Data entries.
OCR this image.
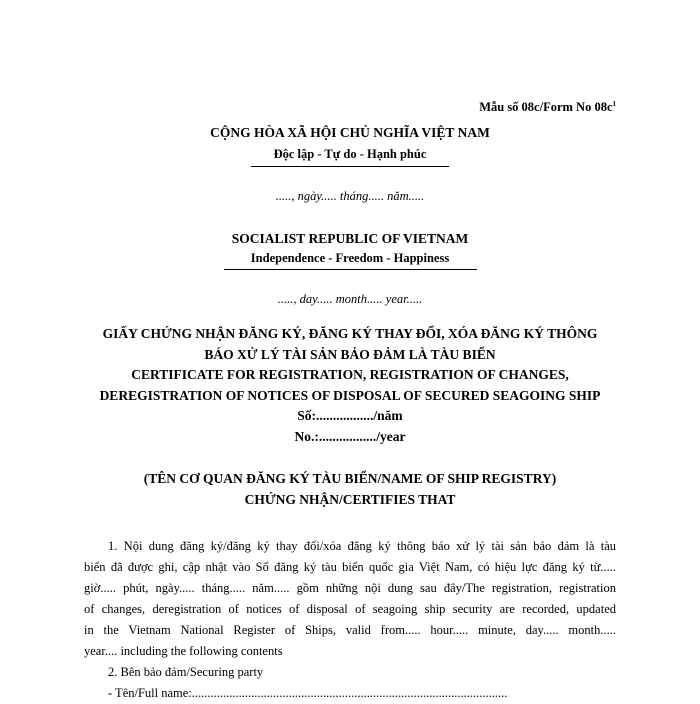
Mẫu số 08c/Form No $08c^1$
CỘNG HÒA XÃ HỘI CHỦ NGHĨA VIỆT NAM
Độc lập - Tự do - Hạnh phúc
....., ngày..... tháng..... năm.....
SOCIALIST REPUBLIC OF VIETNAM
Independence - Freedom - Happiness
....., day..... month..... year.....
GIẤY CHỨNG NHẬN ĐĂNG KÝ, ĐĂNG KÝ THAY ĐỔI, XÓA ĐĂNG KÝ THÔNG
BÁO XỬ LÝ TÀI SẢN BẢO ĐẢM LÀ TÀU BIỂN
CERTIFICATE FOR REGISTRATION, REGISTRATION OF CHANGES,
DEREGISTRATION OF NOTICES OF DISPOSAL OF SECURED SEAGOING SHIP
Số:................./năm
No.:................./year
(TÊN CƠ QUAN ĐĂNG KÝ TÀU BIỂN/NAME OF SHIP REGISTRY)
CHỨNG NHẬN/CERTIFIES THAT
1. Nội dung đăng ký/đăng ký thay đổi/xóa đăng ký thông báo xử lý tài sản bảo đảm là tàu
biển đã được ghi, cập nhật vào Sổ đăng ký tàu biển quốc gia Việt Nam, có hiệu lực đăng ký từ.....
giờ..... phút, ngày..... tháng..... năm..... gồm những nội dung sau đây/The registration, registration
of changes, deregistration of notices of disposal of seagoing ship security are recorded, updated
in the Vietnam National Register of Ships, valid from..... hour..... minute, day..... month.....
year.... including the following contents
2. Bên bảo đảm/Securing party
- Tên/Full name:.....................................................................................................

AIM.
Find the word "CHỨNG" in the material, then list each line that holds it.

TASK ANSWER.
GIẤY CHỨNG NHẬN ĐĂNG KÝ, ĐĂNG KÝ THAY ĐỔI, XÓA ĐĂNG KÝ THÔNG
CHỨNG NHẬN/CERTIFIES THAT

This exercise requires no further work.